SHORT PROBLEM>
Please print the full listing exactly.

Dataset items
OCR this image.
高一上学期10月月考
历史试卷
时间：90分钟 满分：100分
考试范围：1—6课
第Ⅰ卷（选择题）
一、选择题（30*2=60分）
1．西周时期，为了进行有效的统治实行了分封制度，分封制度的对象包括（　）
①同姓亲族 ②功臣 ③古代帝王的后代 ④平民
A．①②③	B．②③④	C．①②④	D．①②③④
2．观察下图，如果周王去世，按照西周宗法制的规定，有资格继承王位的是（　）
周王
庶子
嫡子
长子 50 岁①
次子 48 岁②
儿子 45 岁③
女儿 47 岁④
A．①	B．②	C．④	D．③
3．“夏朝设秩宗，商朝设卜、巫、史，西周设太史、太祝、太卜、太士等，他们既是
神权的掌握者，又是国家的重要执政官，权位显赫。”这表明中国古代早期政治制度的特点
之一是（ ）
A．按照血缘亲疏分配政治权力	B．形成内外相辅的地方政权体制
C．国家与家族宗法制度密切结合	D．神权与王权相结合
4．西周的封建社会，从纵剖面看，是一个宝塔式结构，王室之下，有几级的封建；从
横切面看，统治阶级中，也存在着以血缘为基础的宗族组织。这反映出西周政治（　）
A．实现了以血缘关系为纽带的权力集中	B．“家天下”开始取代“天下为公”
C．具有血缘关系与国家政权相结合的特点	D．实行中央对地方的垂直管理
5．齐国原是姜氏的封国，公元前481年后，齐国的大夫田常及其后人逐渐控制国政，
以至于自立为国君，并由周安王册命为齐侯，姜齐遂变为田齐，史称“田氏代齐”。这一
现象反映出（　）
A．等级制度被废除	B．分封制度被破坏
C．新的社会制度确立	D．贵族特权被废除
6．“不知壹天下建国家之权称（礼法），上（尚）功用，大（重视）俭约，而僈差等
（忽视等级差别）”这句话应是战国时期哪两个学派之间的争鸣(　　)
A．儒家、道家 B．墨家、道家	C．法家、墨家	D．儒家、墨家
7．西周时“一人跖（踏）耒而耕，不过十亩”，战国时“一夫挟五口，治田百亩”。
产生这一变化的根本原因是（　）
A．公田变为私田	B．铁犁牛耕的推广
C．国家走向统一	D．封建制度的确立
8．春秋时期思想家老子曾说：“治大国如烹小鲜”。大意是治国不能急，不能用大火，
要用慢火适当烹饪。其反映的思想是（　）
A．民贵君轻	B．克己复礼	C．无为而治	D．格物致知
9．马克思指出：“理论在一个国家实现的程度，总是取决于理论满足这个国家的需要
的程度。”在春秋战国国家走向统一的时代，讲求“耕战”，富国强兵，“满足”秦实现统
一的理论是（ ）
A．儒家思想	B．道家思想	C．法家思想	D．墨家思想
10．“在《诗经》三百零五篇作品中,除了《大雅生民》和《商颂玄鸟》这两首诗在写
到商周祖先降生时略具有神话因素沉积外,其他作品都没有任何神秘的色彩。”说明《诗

TASK OUTPUT>
OCR this image.
高一上学期10月月考
历史试卷
时间：90分钟 满分：100分
考试范围：1—6课
第Ⅰ卷（选择题）
一、选择题（30*2=60分）
1．西周时期，为了进行有效的统治实行了分封制度，分封制度的对象包括（　）
①同姓亲族 ②功臣 ③古代帝王的后代 ④平民
A．①②③	B．②③④	C．①②④	D．①②③④
2．观察下图，如果周王去世，按照西周宗法制的规定，有资格继承王位的是（　）
周王
庶子
嫡子
长子 50 岁①
次子 48 岁②
儿子 45 岁③
女儿 47 岁④
A．①	B．②	C．④	D．③
3．“夏朝设秩宗，商朝设卜、巫、史，西周设太史、太祝、太卜、太士等，他们既是
神权的掌握者，又是国家的重要执政官，权位显赫。”这表明中国古代早期政治制度的特点
之一是（ ）
A．按照血缘亲疏分配政治权力	B．形成内外相辅的地方政权体制
C．国家与家族宗法制度密切结合	D．神权与王权相结合
4．西周的封建社会，从纵剖面看，是一个宝塔式结构，王室之下，有几级的封建；从
横切面看，统治阶级中，也存在着以血缘为基础的宗族组织。这反映出西周政治（　）
A．实现了以血缘关系为纽带的权力集中	B．“家天下”开始取代“天下为公”
C．具有血缘关系与国家政权相结合的特点	D．实行中央对地方的垂直管理
5．齐国原是姜氏的封国，公元前481年后，齐国的大夫田常及其后人逐渐控制国政，
以至于自立为国君，并由周安王册命为齐侯，姜齐遂变为田齐，史称“田氏代齐”。这一
现象反映出（　）
A．等级制度被废除	B．分封制度被破坏
C．新的社会制度确立	D．贵族特权被废除
6．“不知壹天下建国家之权称（礼法），上（尚）功用，大（重视）俭约，而僈差等
（忽视等级差别）”这句话应是战国时期哪两个学派之间的争鸣(　　)
A．儒家、道家 B．墨家、道家	C．法家、墨家	D．儒家、墨家
7．西周时“一人跖（踏）耒而耕，不过十亩”，战国时“一夫挟五口，治田百亩”。
产生这一变化的根本原因是（　）
A．公田变为私田	B．铁犁牛耕的推广
C．国家走向统一	D．封建制度的确立
8．春秋时期思想家老子曾说：“治大国如烹小鲜”。大意是治国不能急，不能用大火，
要用慢火适当烹饪。其反映的思想是（　）
A．民贵君轻	B．克己复礼	C．无为而治	D．格物致知
9．马克思指出：“理论在一个国家实现的程度，总是取决于理论满足这个国家的需要
的程度。”在春秋战国国家走向统一的时代，讲求“耕战”，富国强兵，“满足”秦实现统
一的理论是（ ）
A．儒家思想	B．道家思想	C．法家思想	D．墨家思想
10．“在《诗经》三百零五篇作品中,除了《大雅生民》和《商颂玄鸟》这两首诗在写
到商周祖先降生时略具有神话因素沉积外,其他作品都没有任何神秘的色彩。”说明《诗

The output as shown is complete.